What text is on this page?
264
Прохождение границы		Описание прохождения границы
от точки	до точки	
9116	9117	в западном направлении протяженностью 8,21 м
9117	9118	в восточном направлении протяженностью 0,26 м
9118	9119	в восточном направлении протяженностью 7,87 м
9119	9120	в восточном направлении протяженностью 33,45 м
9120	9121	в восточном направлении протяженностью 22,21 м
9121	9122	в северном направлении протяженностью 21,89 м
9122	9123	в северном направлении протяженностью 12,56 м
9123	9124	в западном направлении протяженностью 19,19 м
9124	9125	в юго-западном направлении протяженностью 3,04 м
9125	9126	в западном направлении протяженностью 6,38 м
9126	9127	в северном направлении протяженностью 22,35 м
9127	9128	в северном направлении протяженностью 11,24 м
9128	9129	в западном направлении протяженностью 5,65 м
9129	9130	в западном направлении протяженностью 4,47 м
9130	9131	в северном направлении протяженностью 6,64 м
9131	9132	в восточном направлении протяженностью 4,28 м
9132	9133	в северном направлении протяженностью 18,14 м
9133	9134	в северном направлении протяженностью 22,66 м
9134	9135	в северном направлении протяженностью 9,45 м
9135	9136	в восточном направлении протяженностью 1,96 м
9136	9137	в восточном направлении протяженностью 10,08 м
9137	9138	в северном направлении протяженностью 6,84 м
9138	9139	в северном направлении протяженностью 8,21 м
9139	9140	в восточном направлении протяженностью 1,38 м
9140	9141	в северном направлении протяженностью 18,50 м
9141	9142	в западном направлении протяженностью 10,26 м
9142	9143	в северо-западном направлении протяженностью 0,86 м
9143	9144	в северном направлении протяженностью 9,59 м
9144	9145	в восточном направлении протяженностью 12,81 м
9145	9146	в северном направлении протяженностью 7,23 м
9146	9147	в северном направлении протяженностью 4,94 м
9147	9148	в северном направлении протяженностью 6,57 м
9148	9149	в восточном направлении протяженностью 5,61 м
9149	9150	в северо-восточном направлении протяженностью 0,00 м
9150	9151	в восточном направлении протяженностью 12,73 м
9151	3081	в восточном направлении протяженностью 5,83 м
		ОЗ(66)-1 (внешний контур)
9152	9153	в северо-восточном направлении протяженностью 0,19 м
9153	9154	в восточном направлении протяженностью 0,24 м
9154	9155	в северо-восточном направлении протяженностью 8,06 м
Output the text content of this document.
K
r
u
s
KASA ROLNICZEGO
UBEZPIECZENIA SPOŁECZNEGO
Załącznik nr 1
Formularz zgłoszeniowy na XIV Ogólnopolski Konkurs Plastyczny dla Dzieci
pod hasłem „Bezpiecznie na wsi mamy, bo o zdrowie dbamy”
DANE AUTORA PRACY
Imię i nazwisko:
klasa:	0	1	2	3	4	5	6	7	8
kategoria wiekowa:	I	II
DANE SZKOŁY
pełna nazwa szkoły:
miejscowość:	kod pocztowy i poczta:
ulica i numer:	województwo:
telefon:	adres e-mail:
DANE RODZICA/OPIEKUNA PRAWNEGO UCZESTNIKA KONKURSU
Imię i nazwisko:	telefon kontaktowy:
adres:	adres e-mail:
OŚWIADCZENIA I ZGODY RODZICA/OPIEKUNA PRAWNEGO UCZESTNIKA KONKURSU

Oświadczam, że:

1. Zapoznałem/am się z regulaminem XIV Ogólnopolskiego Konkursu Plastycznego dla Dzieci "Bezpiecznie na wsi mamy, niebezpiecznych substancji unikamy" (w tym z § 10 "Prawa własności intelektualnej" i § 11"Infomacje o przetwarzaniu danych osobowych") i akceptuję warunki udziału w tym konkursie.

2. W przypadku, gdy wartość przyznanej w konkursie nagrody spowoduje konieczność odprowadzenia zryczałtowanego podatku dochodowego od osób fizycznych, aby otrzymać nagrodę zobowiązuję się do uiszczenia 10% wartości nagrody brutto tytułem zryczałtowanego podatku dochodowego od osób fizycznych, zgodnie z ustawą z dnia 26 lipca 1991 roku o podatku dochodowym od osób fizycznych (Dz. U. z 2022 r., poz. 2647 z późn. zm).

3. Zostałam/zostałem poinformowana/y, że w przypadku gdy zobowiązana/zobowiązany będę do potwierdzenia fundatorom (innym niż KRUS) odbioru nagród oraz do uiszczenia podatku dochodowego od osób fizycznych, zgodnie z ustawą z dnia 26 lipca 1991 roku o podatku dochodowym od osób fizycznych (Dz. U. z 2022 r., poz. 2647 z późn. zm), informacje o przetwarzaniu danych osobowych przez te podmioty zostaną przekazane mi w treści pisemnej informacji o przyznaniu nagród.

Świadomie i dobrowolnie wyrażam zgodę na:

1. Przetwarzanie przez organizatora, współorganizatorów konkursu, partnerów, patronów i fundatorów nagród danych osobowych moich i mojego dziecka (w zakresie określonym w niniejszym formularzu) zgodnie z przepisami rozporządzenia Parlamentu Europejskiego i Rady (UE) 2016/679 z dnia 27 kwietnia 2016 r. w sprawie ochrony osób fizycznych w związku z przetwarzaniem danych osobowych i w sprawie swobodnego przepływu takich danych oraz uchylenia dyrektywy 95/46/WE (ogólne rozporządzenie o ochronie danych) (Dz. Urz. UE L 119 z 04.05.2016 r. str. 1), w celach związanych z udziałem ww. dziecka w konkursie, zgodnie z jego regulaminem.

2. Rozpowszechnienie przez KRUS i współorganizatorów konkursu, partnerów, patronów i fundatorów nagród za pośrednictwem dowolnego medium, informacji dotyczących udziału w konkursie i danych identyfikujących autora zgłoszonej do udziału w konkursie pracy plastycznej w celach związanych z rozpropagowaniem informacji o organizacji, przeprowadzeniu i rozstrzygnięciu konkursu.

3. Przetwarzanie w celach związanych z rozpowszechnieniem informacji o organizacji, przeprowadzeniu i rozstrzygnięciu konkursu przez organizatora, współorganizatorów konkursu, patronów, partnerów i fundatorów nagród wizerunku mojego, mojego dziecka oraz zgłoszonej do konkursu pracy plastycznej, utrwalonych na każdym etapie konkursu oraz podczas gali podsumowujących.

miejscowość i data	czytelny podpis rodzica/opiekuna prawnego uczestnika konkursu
++++++++
### Requirement
Retype all the records, matching them exactly.

### Response
What text is on this page?
264
Прохождение границы		Описание прохождения границы
от точки	до точки	
9116	9117	в западном направлении протяженностью 8,21 м
9117	9118	в восточном направлении протяженностью 0,26 м
9118	9119	в восточном направлении протяженностью 7,87 м
9119	9120	в восточном направлении протяженностью 33,45 м
9120	9121	в восточном направлении протяженностью 22,21 м
9121	9122	в северном направлении протяженностью 21,89 м
9122	9123	в северном направлении протяженностью 12,56 м
9123	9124	в западном направлении протяженностью 19,19 м
9124	9125	в юго-западном направлении протяженностью 3,04 м
9125	9126	в западном направлении протяженностью 6,38 м
9126	9127	в северном направлении протяженностью 22,35 м
9127	9128	в северном направлении протяженностью 11,24 м
9128	9129	в западном направлении протяженностью 5,65 м
9129	9130	в западном направлении протяженностью 4,47 м
9130	9131	в северном направлении протяженностью 6,64 м
9131	9132	в восточном направлении протяженностью 4,28 м
9132	9133	в северном направлении протяженностью 18,14 м
9133	9134	в северном направлении протяженностью 22,66 м
9134	9135	в северном направлении протяженностью 9,45 м
9135	9136	в восточном направлении протяженностью 1,96 м
9136	9137	в восточном направлении протяженностью 10,08 м
9137	9138	в северном направлении протяженностью 6,84 м
9138	9139	в северном направлении протяженностью 8,21 м
9139	9140	в восточном направлении протяженностью 1,38 м
9140	9141	в северном направлении протяженностью 18,50 м
9141	9142	в западном направлении протяженностью 10,26 м
9142	9143	в северо-западном направлении протяженностью 0,86 м
9143	9144	в северном направлении протяженностью 9,59 м
9144	9145	в восточном направлении протяженностью 12,81 м
9145	9146	в северном направлении протяженностью 7,23 м
9146	9147	в северном направлении протяженностью 4,94 м
9147	9148	в северном направлении протяженностью 6,57 м
9148	9149	в восточном направлении протяженностью 5,61 м
9149	9150	в северо-восточном направлении протяженностью 0,00 м
9150	9151	в восточном направлении протяженностью 12,73 м
9151	3081	в восточном направлении протяженностью 5,83 м
		ОЗ(66)-1 (внешний контур)
9152	9153	в северо-восточном направлении протяженностью 0,19 м
9153	9154	в восточном направлении протяженностью 0,24 м
9154	9155	в северо-восточном направлении протяженностью 8,06 м
Output the text content of this document.
K
r
u
s
KASA ROLNICZEGO
UBEZPIECZENIA SPOŁECZNEGO
Załącznik nr 1
Formularz zgłoszeniowy na XIV Ogólnopolski Konkurs Plastyczny dla Dzieci
pod hasłem „Bezpiecznie na wsi mamy, bo o zdrowie dbamy”
DANE AUTORA PRACY
Imię i nazwisko:
klasa:	0	1	2	3	4	5	6	7	8
kategoria wiekowa:	I	II
DANE SZKOŁY
pełna nazwa szkoły:
miejscowość:	kod pocztowy i poczta:
ulica i numer:	województwo:
telefon:	adres e-mail:
DANE RODZICA/OPIEKUNA PRAWNEGO UCZESTNIKA KONKURSU
Imię i nazwisko:	telefon kontaktowy:
adres:	adres e-mail:
OŚWIADCZENIA I ZGODY RODZICA/OPIEKUNA PRAWNEGO UCZESTNIKA KONKURSU

Oświadczam, że:

1. Zapoznałem/am się z regulaminem XIV Ogólnopolskiego Konkursu Plastycznego dla Dzieci "Bezpiecznie na wsi mamy, niebezpiecznych substancji unikamy" (w tym z § 10 "Prawa własności intelektualnej" i § 11"Infomacje o przetwarzaniu danych osobowych") i akceptuję warunki udziału w tym konkursie.

2. W przypadku, gdy wartość przyznanej w konkursie nagrody spowoduje konieczność odprowadzenia zryczałtowanego podatku dochodowego od osób fizycznych, aby otrzymać nagrodę zobowiązuję się do uiszczenia 10% wartości nagrody brutto tytułem zryczałtowanego podatku dochodowego od osób fizycznych, zgodnie z ustawą z dnia 26 lipca 1991 roku o podatku dochodowym od osób fizycznych (Dz. U. z 2022 r., poz. 2647 z późn. zm).

3. Zostałam/zostałem poinformowana/y, że w przypadku gdy zobowiązana/zobowiązany będę do potwierdzenia fundatorom (innym niż KRUS) odbioru nagród oraz do uiszczenia podatku dochodowego od osób fizycznych, zgodnie z ustawą z dnia 26 lipca 1991 roku o podatku dochodowym od osób fizycznych (Dz. U. z 2022 r., poz. 2647 z późn. zm), informacje o przetwarzaniu danych osobowych przez te podmioty zostaną przekazane mi w treści pisemnej informacji o przyznaniu nagród.

Świadomie i dobrowolnie wyrażam zgodę na:

1. Przetwarzanie przez organizatora, współorganizatorów konkursu, partnerów, patronów i fundatorów nagród danych osobowych moich i mojego dziecka (w zakresie określonym w niniejszym formularzu) zgodnie z przepisami rozporządzenia Parlamentu Europejskiego i Rady (UE) 2016/679 z dnia 27 kwietnia 2016 r. w sprawie ochrony osób fizycznych w związku z przetwarzaniem danych osobowych i w sprawie swobodnego przepływu takich danych oraz uchylenia dyrektywy 95/46/WE (ogólne rozporządzenie o ochronie danych) (Dz. Urz. UE L 119 z 04.05.2016 r. str. 1), w celach związanych z udziałem ww. dziecka w konkursie, zgodnie z jego regulaminem.

2. Rozpowszechnienie przez KRUS i współorganizatorów konkursu, partnerów, patronów i fundatorów nagród za pośrednictwem dowolnego medium, informacji dotyczących udziału w konkursie i danych identyfikujących autora zgłoszonej do udziału w konkursie pracy plastycznej w celach związanych z rozpropagowaniem informacji o organizacji, przeprowadzeniu i rozstrzygnięciu konkursu.

3. Przetwarzanie w celach związanych z rozpowszechnieniem informacji o organizacji, przeprowadzeniu i rozstrzygnięciu konkursu przez organizatora, współorganizatorów konkursu, patronów, partnerów i fundatorów nagród wizerunku mojego, mojego dziecka oraz zgłoszonej do konkursu pracy plastycznej, utrwalonych na każdym etapie konkursu oraz podczas gali podsumowujących.

miejscowość i data	czytelny podpis rodzica/opiekuna prawnego uczestnika konkursu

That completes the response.